[start Extracted entries]
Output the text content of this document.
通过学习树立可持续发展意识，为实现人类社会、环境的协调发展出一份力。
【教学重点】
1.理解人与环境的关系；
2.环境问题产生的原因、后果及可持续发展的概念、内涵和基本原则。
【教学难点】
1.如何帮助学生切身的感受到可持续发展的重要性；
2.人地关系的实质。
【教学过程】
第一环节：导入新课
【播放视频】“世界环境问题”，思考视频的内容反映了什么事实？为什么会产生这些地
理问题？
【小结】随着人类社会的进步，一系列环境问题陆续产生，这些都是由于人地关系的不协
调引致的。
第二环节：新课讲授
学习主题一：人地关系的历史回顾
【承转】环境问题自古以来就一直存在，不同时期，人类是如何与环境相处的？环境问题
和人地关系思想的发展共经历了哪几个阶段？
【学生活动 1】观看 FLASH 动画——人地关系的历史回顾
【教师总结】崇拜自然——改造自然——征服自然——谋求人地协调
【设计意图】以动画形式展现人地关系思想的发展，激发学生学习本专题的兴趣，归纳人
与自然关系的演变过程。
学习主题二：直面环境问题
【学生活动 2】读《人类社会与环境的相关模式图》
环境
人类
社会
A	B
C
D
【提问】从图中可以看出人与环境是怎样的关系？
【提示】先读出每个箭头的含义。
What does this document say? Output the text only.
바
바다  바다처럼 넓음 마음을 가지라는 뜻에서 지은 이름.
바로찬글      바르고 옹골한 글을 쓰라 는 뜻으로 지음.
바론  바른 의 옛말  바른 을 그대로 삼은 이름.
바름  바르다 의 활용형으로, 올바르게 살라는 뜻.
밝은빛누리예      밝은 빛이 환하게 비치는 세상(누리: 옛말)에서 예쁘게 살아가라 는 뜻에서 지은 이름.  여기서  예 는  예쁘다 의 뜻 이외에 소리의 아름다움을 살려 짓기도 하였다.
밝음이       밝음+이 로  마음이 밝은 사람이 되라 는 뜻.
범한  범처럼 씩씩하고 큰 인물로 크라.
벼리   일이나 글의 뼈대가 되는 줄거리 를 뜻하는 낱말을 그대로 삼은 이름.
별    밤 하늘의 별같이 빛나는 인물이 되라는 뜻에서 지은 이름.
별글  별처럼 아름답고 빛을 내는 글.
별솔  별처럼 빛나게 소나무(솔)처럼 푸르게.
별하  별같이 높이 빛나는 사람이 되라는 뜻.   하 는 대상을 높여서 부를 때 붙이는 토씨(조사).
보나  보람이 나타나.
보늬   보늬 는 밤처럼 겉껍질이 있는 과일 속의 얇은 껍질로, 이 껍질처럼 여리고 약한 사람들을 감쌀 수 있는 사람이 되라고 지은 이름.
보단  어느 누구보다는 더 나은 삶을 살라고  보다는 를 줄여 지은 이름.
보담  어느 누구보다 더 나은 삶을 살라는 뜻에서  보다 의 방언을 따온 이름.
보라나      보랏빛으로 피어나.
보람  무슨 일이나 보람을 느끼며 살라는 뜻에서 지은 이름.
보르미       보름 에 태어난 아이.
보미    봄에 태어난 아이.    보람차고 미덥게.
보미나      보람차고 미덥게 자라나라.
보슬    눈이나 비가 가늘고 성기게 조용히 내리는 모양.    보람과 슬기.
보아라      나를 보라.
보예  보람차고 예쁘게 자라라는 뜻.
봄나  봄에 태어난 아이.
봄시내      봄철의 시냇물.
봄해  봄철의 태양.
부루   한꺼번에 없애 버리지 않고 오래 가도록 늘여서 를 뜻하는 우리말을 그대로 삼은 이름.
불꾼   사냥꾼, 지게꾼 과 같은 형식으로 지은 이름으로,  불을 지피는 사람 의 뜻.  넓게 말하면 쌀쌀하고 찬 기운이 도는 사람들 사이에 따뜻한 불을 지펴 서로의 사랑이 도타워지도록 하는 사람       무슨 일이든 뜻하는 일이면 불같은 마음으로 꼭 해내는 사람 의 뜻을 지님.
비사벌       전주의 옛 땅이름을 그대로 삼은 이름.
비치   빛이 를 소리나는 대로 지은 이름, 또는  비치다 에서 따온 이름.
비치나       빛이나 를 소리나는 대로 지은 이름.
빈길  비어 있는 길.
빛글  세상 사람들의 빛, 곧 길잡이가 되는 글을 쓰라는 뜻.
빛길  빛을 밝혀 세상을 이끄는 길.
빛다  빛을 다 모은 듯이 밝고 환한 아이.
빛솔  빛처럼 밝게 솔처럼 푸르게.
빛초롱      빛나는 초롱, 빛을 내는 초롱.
[end Extracted entries]
**The exercise**
Reproduce the full set of records precisely.

**Reply to the task**
Output the text content of this document.
通过学习树立可持续发展意识，为实现人类社会、环境的协调发展出一份力。
【教学重点】
1.理解人与环境的关系；
2.环境问题产生的原因、后果及可持续发展的概念、内涵和基本原则。
【教学难点】
1.如何帮助学生切身的感受到可持续发展的重要性；
2.人地关系的实质。
【教学过程】
第一环节：导入新课
【播放视频】“世界环境问题”，思考视频的内容反映了什么事实？为什么会产生这些地
理问题？
【小结】随着人类社会的进步，一系列环境问题陆续产生，这些都是由于人地关系的不协
调引致的。
第二环节：新课讲授
学习主题一：人地关系的历史回顾
【承转】环境问题自古以来就一直存在，不同时期，人类是如何与环境相处的？环境问题
和人地关系思想的发展共经历了哪几个阶段？
【学生活动 1】观看 FLASH 动画——人地关系的历史回顾
【教师总结】崇拜自然——改造自然——征服自然——谋求人地协调
【设计意图】以动画形式展现人地关系思想的发展，激发学生学习本专题的兴趣，归纳人
与自然关系的演变过程。
学习主题二：直面环境问题
【学生活动 2】读《人类社会与环境的相关模式图》
环境
人类
社会
A	B
C
D
【提问】从图中可以看出人与环境是怎样的关系？
【提示】先读出每个箭头的含义。
What does this document say? Output the text only.
바
바다  바다처럼 넓음 마음을 가지라는 뜻에서 지은 이름.
바로찬글      바르고 옹골한 글을 쓰라 는 뜻으로 지음.
바론  바른 의 옛말  바른 을 그대로 삼은 이름.
바름  바르다 의 활용형으로, 올바르게 살라는 뜻.
밝은빛누리예      밝은 빛이 환하게 비치는 세상(누리: 옛말)에서 예쁘게 살아가라 는 뜻에서 지은 이름.  여기서  예 는  예쁘다 의 뜻 이외에 소리의 아름다움을 살려 짓기도 하였다.
밝음이       밝음+이 로  마음이 밝은 사람이 되라 는 뜻.
범한  범처럼 씩씩하고 큰 인물로 크라.
벼리   일이나 글의 뼈대가 되는 줄거리 를 뜻하는 낱말을 그대로 삼은 이름.
별    밤 하늘의 별같이 빛나는 인물이 되라는 뜻에서 지은 이름.
별글  별처럼 아름답고 빛을 내는 글.
별솔  별처럼 빛나게 소나무(솔)처럼 푸르게.
별하  별같이 높이 빛나는 사람이 되라는 뜻.   하 는 대상을 높여서 부를 때 붙이는 토씨(조사).
보나  보람이 나타나.
보늬   보늬 는 밤처럼 겉껍질이 있는 과일 속의 얇은 껍질로, 이 껍질처럼 여리고 약한 사람들을 감쌀 수 있는 사람이 되라고 지은 이름.
보단  어느 누구보다는 더 나은 삶을 살라고  보다는 를 줄여 지은 이름.
보담  어느 누구보다 더 나은 삶을 살라는 뜻에서  보다 의 방언을 따온 이름.
보라나      보랏빛으로 피어나.
보람  무슨 일이나 보람을 느끼며 살라는 뜻에서 지은 이름.
보르미       보름 에 태어난 아이.
보미    봄에 태어난 아이.    보람차고 미덥게.
보미나      보람차고 미덥게 자라나라.
보슬    눈이나 비가 가늘고 성기게 조용히 내리는 모양.    보람과 슬기.
보아라      나를 보라.
보예  보람차고 예쁘게 자라라는 뜻.
봄나  봄에 태어난 아이.
봄시내      봄철의 시냇물.
봄해  봄철의 태양.
부루   한꺼번에 없애 버리지 않고 오래 가도록 늘여서 를 뜻하는 우리말을 그대로 삼은 이름.
불꾼   사냥꾼, 지게꾼 과 같은 형식으로 지은 이름으로,  불을 지피는 사람 의 뜻.  넓게 말하면 쌀쌀하고 찬 기운이 도는 사람들 사이에 따뜻한 불을 지펴 서로의 사랑이 도타워지도록 하는 사람       무슨 일이든 뜻하는 일이면 불같은 마음으로 꼭 해내는 사람 의 뜻을 지님.
비사벌       전주의 옛 땅이름을 그대로 삼은 이름.
비치   빛이 를 소리나는 대로 지은 이름, 또는  비치다 에서 따온 이름.
비치나       빛이나 를 소리나는 대로 지은 이름.
빈길  비어 있는 길.
빛글  세상 사람들의 빛, 곧 길잡이가 되는 글을 쓰라는 뜻.
빛길  빛을 밝혀 세상을 이끄는 길.
빛다  빛을 다 모은 듯이 밝고 환한 아이.
빛솔  빛처럼 밝게 솔처럼 푸르게.
빛초롱      빛나는 초롱, 빛을 내는 초롱.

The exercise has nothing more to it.